REQUIRED TASK:
Restate each of the lines given below, word for word.
[BEGIN DATA SHOWN]
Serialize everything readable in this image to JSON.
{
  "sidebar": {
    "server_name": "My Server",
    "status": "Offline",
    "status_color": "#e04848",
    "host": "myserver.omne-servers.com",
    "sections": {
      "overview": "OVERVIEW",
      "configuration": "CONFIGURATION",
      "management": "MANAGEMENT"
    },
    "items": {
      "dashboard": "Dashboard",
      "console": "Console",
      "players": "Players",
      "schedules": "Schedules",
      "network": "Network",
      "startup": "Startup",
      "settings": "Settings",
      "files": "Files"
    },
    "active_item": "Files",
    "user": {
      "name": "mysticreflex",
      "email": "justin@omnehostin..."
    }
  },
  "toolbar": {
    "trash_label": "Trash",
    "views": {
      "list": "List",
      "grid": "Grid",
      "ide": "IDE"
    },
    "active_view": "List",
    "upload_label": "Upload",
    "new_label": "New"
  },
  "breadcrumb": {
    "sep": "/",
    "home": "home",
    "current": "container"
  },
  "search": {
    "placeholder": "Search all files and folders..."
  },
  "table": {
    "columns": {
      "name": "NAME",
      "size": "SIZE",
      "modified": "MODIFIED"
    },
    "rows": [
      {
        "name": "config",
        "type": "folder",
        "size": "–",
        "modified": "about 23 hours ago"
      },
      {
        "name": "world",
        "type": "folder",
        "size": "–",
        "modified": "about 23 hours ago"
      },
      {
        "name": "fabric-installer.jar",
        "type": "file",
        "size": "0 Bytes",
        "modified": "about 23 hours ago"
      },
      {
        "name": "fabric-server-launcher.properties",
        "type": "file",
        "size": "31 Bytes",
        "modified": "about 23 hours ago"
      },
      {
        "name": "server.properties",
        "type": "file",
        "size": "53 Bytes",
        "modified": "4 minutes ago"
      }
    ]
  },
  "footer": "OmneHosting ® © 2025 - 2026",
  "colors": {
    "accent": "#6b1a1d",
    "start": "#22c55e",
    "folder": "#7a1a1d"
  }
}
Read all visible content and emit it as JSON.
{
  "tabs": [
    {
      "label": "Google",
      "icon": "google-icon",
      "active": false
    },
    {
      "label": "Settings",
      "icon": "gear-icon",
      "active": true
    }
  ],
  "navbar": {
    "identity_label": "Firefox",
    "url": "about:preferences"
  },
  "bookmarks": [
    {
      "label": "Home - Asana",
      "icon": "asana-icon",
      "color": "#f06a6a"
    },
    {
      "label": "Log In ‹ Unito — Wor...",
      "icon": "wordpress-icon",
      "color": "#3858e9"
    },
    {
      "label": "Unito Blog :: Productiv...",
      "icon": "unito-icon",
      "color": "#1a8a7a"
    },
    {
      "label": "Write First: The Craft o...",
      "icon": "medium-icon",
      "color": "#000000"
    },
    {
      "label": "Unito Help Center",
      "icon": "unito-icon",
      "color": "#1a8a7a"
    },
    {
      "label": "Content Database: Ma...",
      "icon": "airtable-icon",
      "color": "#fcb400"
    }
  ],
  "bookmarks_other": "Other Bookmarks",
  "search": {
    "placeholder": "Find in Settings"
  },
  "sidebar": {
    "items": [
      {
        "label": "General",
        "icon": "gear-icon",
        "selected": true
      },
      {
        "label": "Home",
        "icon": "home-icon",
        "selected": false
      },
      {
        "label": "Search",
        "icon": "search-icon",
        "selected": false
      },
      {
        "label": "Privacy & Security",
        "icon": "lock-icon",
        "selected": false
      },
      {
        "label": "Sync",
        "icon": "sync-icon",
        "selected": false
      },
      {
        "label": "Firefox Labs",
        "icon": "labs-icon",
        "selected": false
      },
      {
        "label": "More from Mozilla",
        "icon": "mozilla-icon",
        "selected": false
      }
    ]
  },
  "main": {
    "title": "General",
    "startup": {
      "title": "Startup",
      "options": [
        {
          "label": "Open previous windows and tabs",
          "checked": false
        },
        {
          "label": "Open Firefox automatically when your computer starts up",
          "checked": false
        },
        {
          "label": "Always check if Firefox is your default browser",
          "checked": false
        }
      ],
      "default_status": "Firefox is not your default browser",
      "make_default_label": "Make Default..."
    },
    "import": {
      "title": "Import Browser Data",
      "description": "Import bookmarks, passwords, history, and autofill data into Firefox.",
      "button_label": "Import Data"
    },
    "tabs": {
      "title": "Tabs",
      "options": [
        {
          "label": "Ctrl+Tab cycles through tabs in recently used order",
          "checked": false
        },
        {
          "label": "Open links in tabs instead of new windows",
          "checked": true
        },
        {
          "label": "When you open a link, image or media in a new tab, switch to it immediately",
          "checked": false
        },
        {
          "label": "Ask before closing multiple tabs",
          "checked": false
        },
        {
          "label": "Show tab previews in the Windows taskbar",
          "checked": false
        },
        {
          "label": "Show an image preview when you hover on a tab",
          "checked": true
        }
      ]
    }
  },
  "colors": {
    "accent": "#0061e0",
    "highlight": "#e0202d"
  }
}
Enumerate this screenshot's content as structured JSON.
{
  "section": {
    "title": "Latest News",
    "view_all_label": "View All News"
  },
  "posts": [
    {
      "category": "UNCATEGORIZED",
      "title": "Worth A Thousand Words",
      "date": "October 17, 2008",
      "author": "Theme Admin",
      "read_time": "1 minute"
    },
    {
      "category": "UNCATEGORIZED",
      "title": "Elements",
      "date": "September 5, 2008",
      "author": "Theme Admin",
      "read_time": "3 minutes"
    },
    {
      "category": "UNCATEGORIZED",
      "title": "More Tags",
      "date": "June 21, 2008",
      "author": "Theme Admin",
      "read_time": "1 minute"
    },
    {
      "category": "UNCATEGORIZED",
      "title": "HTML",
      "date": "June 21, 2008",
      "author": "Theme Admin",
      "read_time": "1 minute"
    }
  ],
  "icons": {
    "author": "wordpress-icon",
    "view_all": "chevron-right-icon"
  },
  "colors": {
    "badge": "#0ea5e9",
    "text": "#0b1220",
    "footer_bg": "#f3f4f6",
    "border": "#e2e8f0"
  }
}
[END DATA SHOWN]
COMPLETE OUTPUT:
Serialize everything readable in this image to JSON.
{
  "sidebar": {
    "server_name": "My Server",
    "status": "Offline",
    "status_color": "#e04848",
    "host": "myserver.omne-servers.com",
    "sections": {
      "overview": "OVERVIEW",
      "configuration": "CONFIGURATION",
      "management": "MANAGEMENT"
    },
    "items": {
      "dashboard": "Dashboard",
      "console": "Console",
      "players": "Players",
      "schedules": "Schedules",
      "network": "Network",
      "startup": "Startup",
      "settings": "Settings",
      "files": "Files"
    },
    "active_item": "Files",
    "user": {
      "name": "mysticreflex",
      "email": "justin@omnehostin..."
    }
  },
  "toolbar": {
    "trash_label": "Trash",
    "views": {
      "list": "List",
      "grid": "Grid",
      "ide": "IDE"
    },
    "active_view": "List",
    "upload_label": "Upload",
    "new_label": "New"
  },
  "breadcrumb": {
    "sep": "/",
    "home": "home",
    "current": "container"
  },
  "search": {
    "placeholder": "Search all files and folders..."
  },
  "table": {
    "columns": {
      "name": "NAME",
      "size": "SIZE",
      "modified": "MODIFIED"
    },
    "rows": [
      {
        "name": "config",
        "type": "folder",
        "size": "–",
        "modified": "about 23 hours ago"
      },
      {
        "name": "world",
        "type": "folder",
        "size": "–",
        "modified": "about 23 hours ago"
      },
      {
        "name": "fabric-installer.jar",
        "type": "file",
        "size": "0 Bytes",
        "modified": "about 23 hours ago"
      },
      {
        "name": "fabric-server-launcher.properties",
        "type": "file",
        "size": "31 Bytes",
        "modified": "about 23 hours ago"
      },
      {
        "name": "server.properties",
        "type": "file",
        "size": "53 Bytes",
        "modified": "4 minutes ago"
      }
    ]
  },
  "footer": "OmneHosting ® © 2025 - 2026",
  "colors": {
    "accent": "#6b1a1d",
    "start": "#22c55e",
    "folder": "#7a1a1d"
  }
}
Read all visible content and emit it as JSON.
{
  "tabs": [
    {
      "label": "Google",
      "icon": "google-icon",
      "active": false
    },
    {
      "label": "Settings",
      "icon": "gear-icon",
      "active": true
    }
  ],
  "navbar": {
    "identity_label": "Firefox",
    "url": "about:preferences"
  },
  "bookmarks": [
    {
      "label": "Home - Asana",
      "icon": "asana-icon",
      "color": "#f06a6a"
    },
    {
      "label": "Log In ‹ Unito — Wor...",
      "icon": "wordpress-icon",
      "color": "#3858e9"
    },
    {
      "label": "Unito Blog :: Productiv...",
      "icon": "unito-icon",
      "color": "#1a8a7a"
    },
    {
      "label": "Write First: The Craft o...",
      "icon": "medium-icon",
      "color": "#000000"
    },
    {
      "label": "Unito Help Center",
      "icon": "unito-icon",
      "color": "#1a8a7a"
    },
    {
      "label": "Content Database: Ma...",
      "icon": "airtable-icon",
      "color": "#fcb400"
    }
  ],
  "bookmarks_other": "Other Bookmarks",
  "search": {
    "placeholder": "Find in Settings"
  },
  "sidebar": {
    "items": [
      {
        "label": "General",
        "icon": "gear-icon",
        "selected": true
      },
      {
        "label": "Home",
        "icon": "home-icon",
        "selected": false
      },
      {
        "label": "Search",
        "icon": "search-icon",
        "selected": false
      },
      {
        "label": "Privacy & Security",
        "icon": "lock-icon",
        "selected": false
      },
      {
        "label": "Sync",
        "icon": "sync-icon",
        "selected": false
      },
      {
        "label": "Firefox Labs",
        "icon": "labs-icon",
        "selected": false
      },
      {
        "label": "More from Mozilla",
        "icon": "mozilla-icon",
        "selected": false
      }
    ]
  },
  "main": {
    "title": "General",
    "startup": {
      "title": "Startup",
      "options": [
        {
          "label": "Open previous windows and tabs",
          "checked": false
        },
        {
          "label": "Open Firefox automatically when your computer starts up",
          "checked": false
        },
        {
          "label": "Always check if Firefox is your default browser",
          "checked": false
        }
      ],
      "default_status": "Firefox is not your default browser",
      "make_default_label": "Make Default..."
    },
    "import": {
      "title": "Import Browser Data",
      "description": "Import bookmarks, passwords, history, and autofill data into Firefox.",
      "button_label": "Import Data"
    },
    "tabs": {
      "title": "Tabs",
      "options": [
        {
          "label": "Ctrl+Tab cycles through tabs in recently used order",
          "checked": false
        },
        {
          "label": "Open links in tabs instead of new windows",
          "checked": true
        },
        {
          "label": "When you open a link, image or media in a new tab, switch to it immediately",
          "checked": false
        },
        {
          "label": "Ask before closing multiple tabs",
          "checked": false
        },
        {
          "label": "Show tab previews in the Windows taskbar",
          "checked": false
        },
        {
          "label": "Show an image preview when you hover on a tab",
          "checked": true
        }
      ]
    }
  },
  "colors": {
    "accent": "#0061e0",
    "highlight": "#e0202d"
  }
}
Enumerate this screenshot's content as structured JSON.
{
  "section": {
    "title": "Latest News",
    "view_all_label": "View All News"
  },
  "posts": [
    {
      "category": "UNCATEGORIZED",
      "title": "Worth A Thousand Words",
      "date": "October 17, 2008",
      "author": "Theme Admin",
      "read_time": "1 minute"
    },
    {
      "category": "UNCATEGORIZED",
      "title": "Elements",
      "date": "September 5, 2008",
      "author": "Theme Admin",
      "read_time": "3 minutes"
    },
    {
      "category": "UNCATEGORIZED",
      "title": "More Tags",
      "date": "June 21, 2008",
      "author": "Theme Admin",
      "read_time": "1 minute"
    },
    {
      "category": "UNCATEGORIZED",
      "title": "HTML",
      "date": "June 21, 2008",
      "author": "Theme Admin",
      "read_time": "1 minute"
    }
  ],
  "icons": {
    "author": "wordpress-icon",
    "view_all": "chevron-right-icon"
  },
  "colors": {
    "badge": "#0ea5e9",
    "text": "#0b1220",
    "footer_bg": "#f3f4f6",
    "border": "#e2e8f0"
  }
}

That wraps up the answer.